What the exercise asks: Extract all of the entries and set them down verbatim.

Material provided:
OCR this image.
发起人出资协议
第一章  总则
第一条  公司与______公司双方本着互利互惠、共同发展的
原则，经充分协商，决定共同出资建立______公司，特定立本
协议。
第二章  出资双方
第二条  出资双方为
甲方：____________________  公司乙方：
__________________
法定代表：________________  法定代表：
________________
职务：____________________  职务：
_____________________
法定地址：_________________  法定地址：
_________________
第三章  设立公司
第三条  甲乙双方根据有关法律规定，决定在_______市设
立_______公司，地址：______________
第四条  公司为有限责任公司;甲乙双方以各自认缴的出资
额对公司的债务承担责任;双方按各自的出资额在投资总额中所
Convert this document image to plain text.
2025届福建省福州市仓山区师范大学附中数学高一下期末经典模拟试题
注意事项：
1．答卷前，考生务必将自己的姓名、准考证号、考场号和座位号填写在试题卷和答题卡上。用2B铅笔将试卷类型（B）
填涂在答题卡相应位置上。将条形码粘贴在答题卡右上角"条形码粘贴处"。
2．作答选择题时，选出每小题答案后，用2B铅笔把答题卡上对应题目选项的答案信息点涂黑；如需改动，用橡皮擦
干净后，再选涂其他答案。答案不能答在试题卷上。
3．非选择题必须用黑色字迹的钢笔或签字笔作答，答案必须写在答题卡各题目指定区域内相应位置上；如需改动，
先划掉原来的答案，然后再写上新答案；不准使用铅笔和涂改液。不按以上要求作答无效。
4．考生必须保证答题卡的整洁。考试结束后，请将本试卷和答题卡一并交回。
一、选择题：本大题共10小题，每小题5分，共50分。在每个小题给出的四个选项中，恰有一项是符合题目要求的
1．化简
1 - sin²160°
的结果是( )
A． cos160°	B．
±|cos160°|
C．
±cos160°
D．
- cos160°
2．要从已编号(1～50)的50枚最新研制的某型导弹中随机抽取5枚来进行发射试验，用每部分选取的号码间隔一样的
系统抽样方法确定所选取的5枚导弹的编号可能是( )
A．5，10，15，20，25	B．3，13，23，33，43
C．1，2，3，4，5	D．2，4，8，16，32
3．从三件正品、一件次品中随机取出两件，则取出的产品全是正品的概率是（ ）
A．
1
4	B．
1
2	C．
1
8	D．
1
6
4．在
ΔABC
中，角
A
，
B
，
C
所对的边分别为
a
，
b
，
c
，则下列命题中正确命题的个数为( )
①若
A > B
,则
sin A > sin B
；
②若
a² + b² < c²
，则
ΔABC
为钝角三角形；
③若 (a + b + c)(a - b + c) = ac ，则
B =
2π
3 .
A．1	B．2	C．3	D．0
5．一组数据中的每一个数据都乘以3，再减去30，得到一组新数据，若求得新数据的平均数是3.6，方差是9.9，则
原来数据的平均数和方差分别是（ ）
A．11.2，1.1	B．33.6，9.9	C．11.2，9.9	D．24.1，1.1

Result:
OCR this image.
发起人出资协议
第一章  总则
第一条  公司与______公司双方本着互利互惠、共同发展的
原则，经充分协商，决定共同出资建立______公司，特定立本
协议。
第二章  出资双方
第二条  出资双方为
甲方：____________________  公司乙方：
__________________
法定代表：________________  法定代表：
________________
职务：____________________  职务：
_____________________
法定地址：_________________  法定地址：
_________________
第三章  设立公司
第三条  甲乙双方根据有关法律规定，决定在_______市设
立_______公司，地址：______________
第四条  公司为有限责任公司;甲乙双方以各自认缴的出资
额对公司的债务承担责任;双方按各自的出资额在投资总额中所
Convert this document image to plain text.
2025届福建省福州市仓山区师范大学附中数学高一下期末经典模拟试题
注意事项：
1．答卷前，考生务必将自己的姓名、准考证号、考场号和座位号填写在试题卷和答题卡上。用2B铅笔将试卷类型（B）
填涂在答题卡相应位置上。将条形码粘贴在答题卡右上角"条形码粘贴处"。
2．作答选择题时，选出每小题答案后，用2B铅笔把答题卡上对应题目选项的答案信息点涂黑；如需改动，用橡皮擦
干净后，再选涂其他答案。答案不能答在试题卷上。
3．非选择题必须用黑色字迹的钢笔或签字笔作答，答案必须写在答题卡各题目指定区域内相应位置上；如需改动，
先划掉原来的答案，然后再写上新答案；不准使用铅笔和涂改液。不按以上要求作答无效。
4．考生必须保证答题卡的整洁。考试结束后，请将本试卷和答题卡一并交回。
一、选择题：本大题共10小题，每小题5分，共50分。在每个小题给出的四个选项中，恰有一项是符合题目要求的
1．化简
1 - sin²160°
的结果是( )
A． cos160°	B．
±|cos160°|
C．
±cos160°
D．
- cos160°
2．要从已编号(1～50)的50枚最新研制的某型导弹中随机抽取5枚来进行发射试验，用每部分选取的号码间隔一样的
系统抽样方法确定所选取的5枚导弹的编号可能是( )
A．5，10，15，20，25	B．3，13，23，33，43
C．1，2，3，4，5	D．2，4，8，16，32
3．从三件正品、一件次品中随机取出两件，则取出的产品全是正品的概率是（ ）
A．
1
4	B．
1
2	C．
1
8	D．
1
6
4．在
ΔABC
中，角
A
，
B
，
C
所对的边分别为
a
，
b
，
c
，则下列命题中正确命题的个数为( )
①若
A > B
,则
sin A > sin B
；
②若
a² + b² < c²
，则
ΔABC
为钝角三角形；
③若 (a + b + c)(a - b + c) = ac ，则
B =
2π
3 .
A．1	B．2	C．3	D．0
5．一组数据中的每一个数据都乘以3，再减去30，得到一组新数据，若求得新数据的平均数是3.6，方差是9.9，则
原来数据的平均数和方差分别是（ ）
A．11.2，1.1	B．33.6，9.9	C．11.2，9.9	D．24.1，1.1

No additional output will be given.